*Data to process*:
##########
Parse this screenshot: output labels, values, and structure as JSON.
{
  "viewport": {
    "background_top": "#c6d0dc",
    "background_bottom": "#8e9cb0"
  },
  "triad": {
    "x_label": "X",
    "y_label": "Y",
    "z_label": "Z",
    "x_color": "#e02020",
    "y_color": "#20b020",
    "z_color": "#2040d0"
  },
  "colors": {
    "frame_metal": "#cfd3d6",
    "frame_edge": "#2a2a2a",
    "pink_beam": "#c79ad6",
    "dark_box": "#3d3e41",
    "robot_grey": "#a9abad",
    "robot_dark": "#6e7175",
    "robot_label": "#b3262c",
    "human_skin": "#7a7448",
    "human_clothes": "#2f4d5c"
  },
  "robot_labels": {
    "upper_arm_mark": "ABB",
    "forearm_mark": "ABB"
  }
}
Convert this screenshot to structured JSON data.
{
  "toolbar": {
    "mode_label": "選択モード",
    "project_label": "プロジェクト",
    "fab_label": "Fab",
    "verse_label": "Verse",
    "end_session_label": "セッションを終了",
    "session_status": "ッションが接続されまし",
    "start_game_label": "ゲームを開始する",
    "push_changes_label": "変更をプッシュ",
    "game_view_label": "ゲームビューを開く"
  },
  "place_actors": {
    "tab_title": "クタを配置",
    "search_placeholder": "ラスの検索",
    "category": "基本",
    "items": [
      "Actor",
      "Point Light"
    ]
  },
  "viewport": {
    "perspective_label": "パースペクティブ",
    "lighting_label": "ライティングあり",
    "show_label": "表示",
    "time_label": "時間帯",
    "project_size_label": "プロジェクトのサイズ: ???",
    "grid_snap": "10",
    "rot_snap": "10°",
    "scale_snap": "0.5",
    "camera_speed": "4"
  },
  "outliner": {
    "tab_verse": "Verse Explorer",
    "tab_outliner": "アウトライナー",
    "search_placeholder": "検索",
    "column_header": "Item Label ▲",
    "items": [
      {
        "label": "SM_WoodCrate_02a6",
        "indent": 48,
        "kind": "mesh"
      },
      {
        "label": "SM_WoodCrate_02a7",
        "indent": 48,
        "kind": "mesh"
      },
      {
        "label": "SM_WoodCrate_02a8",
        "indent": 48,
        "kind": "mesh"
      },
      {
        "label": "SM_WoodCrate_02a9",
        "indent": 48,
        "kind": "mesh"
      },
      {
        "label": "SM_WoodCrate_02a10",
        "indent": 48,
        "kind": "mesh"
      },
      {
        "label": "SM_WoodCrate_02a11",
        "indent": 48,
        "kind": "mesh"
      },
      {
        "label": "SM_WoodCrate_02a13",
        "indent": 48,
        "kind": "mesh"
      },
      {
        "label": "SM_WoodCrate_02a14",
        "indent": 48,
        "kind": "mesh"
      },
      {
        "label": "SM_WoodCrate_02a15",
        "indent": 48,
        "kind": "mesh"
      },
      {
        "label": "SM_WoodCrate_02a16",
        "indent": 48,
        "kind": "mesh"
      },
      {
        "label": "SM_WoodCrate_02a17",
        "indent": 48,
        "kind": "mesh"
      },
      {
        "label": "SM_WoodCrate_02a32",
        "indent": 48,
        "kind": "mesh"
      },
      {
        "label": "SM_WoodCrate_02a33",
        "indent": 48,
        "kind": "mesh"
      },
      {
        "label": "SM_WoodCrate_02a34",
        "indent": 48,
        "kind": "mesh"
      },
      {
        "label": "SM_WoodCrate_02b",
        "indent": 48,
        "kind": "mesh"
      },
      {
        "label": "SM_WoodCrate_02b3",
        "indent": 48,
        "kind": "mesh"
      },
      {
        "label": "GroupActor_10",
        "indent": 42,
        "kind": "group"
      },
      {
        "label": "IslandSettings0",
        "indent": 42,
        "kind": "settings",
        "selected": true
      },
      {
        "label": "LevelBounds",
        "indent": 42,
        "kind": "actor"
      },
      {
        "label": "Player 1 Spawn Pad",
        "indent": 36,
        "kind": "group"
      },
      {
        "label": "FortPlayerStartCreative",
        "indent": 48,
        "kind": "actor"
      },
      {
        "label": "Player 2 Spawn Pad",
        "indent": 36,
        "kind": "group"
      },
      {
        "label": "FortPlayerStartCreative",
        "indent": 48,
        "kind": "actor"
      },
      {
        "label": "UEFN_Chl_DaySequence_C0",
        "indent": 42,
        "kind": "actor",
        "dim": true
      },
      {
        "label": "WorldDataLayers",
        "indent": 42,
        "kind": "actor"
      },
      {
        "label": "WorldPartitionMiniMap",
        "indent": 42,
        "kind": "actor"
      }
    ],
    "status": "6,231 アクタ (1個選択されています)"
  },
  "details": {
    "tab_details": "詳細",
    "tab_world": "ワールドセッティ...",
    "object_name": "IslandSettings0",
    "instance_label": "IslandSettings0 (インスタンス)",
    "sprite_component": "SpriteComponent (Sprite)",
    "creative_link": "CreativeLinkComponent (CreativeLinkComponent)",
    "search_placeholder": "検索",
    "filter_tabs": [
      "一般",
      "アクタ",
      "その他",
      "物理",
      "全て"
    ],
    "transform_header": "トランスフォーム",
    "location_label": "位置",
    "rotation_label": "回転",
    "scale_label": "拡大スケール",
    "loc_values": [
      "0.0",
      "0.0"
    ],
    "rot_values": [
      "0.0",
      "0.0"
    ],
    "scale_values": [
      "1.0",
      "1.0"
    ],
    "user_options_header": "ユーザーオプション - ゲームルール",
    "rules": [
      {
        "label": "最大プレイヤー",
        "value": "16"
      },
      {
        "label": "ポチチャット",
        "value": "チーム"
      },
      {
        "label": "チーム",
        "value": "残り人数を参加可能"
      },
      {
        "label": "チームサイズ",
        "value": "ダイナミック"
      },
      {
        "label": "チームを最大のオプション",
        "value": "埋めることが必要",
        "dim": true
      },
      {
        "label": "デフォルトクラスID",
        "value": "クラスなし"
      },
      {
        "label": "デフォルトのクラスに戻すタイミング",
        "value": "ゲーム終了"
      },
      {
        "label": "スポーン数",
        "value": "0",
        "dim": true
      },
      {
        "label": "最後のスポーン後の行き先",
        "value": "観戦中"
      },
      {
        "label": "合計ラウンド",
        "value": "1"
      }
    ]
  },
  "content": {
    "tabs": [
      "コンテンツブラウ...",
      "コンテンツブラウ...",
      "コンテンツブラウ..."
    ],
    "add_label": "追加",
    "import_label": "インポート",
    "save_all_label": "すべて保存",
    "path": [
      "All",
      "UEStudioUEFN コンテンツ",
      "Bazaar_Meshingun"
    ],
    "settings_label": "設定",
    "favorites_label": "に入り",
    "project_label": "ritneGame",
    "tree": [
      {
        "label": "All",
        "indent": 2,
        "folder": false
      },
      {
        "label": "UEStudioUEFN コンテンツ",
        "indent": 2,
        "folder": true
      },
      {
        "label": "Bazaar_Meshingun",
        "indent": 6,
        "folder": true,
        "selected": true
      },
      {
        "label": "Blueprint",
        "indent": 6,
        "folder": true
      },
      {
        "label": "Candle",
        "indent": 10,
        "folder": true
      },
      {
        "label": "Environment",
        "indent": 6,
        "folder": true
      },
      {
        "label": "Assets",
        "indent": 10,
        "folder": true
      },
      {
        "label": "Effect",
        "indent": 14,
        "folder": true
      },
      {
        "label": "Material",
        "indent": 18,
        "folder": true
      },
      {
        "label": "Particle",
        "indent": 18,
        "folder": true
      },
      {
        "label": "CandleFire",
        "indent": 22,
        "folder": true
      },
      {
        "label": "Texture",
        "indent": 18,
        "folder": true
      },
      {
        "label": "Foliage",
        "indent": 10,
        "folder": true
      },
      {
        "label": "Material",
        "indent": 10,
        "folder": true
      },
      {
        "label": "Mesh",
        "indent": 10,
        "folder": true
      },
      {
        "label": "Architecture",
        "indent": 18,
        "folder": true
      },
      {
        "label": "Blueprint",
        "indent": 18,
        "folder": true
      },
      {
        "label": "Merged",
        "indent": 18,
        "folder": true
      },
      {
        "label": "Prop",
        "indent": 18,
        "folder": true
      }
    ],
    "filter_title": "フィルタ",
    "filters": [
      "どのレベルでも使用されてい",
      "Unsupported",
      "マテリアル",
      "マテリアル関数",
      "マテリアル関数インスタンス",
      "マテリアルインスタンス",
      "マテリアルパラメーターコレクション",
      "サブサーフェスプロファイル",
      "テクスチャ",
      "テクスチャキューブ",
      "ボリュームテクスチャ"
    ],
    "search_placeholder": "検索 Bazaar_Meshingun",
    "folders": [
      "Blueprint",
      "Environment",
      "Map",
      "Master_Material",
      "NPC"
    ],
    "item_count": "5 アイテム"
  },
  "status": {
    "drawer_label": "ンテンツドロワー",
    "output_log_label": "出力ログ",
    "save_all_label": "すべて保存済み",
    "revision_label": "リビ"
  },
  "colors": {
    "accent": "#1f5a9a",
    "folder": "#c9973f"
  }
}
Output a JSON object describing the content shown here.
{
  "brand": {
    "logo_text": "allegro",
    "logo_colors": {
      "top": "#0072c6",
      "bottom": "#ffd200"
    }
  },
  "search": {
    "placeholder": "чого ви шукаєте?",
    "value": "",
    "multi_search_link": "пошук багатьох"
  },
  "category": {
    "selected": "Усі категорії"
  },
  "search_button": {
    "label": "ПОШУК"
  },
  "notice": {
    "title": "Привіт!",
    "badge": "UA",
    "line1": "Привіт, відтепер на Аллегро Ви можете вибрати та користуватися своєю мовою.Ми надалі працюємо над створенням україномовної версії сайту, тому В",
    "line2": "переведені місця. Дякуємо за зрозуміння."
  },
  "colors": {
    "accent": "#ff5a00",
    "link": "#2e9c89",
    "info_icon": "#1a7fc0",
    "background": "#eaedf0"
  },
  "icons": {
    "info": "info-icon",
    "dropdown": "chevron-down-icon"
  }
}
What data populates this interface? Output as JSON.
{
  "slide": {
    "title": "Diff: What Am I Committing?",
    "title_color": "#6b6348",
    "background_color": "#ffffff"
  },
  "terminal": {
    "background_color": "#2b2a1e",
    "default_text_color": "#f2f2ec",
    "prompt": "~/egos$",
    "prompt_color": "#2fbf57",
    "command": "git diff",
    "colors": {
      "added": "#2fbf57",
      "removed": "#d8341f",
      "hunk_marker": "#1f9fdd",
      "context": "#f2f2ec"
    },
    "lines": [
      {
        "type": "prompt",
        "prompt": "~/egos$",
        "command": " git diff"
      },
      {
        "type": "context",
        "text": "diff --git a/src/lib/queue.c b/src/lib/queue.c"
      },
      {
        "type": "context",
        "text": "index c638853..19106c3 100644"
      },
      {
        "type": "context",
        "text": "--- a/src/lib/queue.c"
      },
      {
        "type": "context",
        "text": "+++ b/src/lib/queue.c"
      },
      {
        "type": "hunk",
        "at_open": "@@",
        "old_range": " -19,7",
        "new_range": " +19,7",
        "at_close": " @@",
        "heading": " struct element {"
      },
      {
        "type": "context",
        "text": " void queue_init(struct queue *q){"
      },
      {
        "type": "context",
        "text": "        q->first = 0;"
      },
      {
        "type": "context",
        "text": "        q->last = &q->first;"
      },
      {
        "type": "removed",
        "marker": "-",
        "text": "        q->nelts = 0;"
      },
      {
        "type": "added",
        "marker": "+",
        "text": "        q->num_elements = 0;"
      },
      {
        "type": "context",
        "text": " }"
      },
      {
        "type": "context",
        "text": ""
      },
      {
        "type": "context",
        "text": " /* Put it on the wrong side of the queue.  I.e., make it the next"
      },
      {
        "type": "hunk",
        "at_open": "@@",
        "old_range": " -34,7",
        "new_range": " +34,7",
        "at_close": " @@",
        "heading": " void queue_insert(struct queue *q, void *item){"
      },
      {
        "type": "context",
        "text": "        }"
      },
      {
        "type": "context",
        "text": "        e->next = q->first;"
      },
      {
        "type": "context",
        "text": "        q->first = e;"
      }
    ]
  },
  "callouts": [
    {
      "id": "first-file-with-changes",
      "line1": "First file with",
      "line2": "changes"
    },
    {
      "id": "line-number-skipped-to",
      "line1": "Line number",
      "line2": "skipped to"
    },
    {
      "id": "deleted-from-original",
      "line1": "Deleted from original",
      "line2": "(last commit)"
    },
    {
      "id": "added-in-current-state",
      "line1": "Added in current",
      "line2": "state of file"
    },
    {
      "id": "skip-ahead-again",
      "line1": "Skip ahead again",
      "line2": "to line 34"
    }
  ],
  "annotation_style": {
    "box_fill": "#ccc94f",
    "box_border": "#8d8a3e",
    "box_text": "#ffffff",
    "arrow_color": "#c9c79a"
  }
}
##########
*Problem requirements*:
Identify the lines that hold the word "JSON". Copy every one of them.

*Expected output*:
Parse this screenshot: output labels, values, and structure as JSON.
Convert this screenshot to structured JSON data.
Output a JSON object describing the content shown here.
What data populates this interface? Output as JSON.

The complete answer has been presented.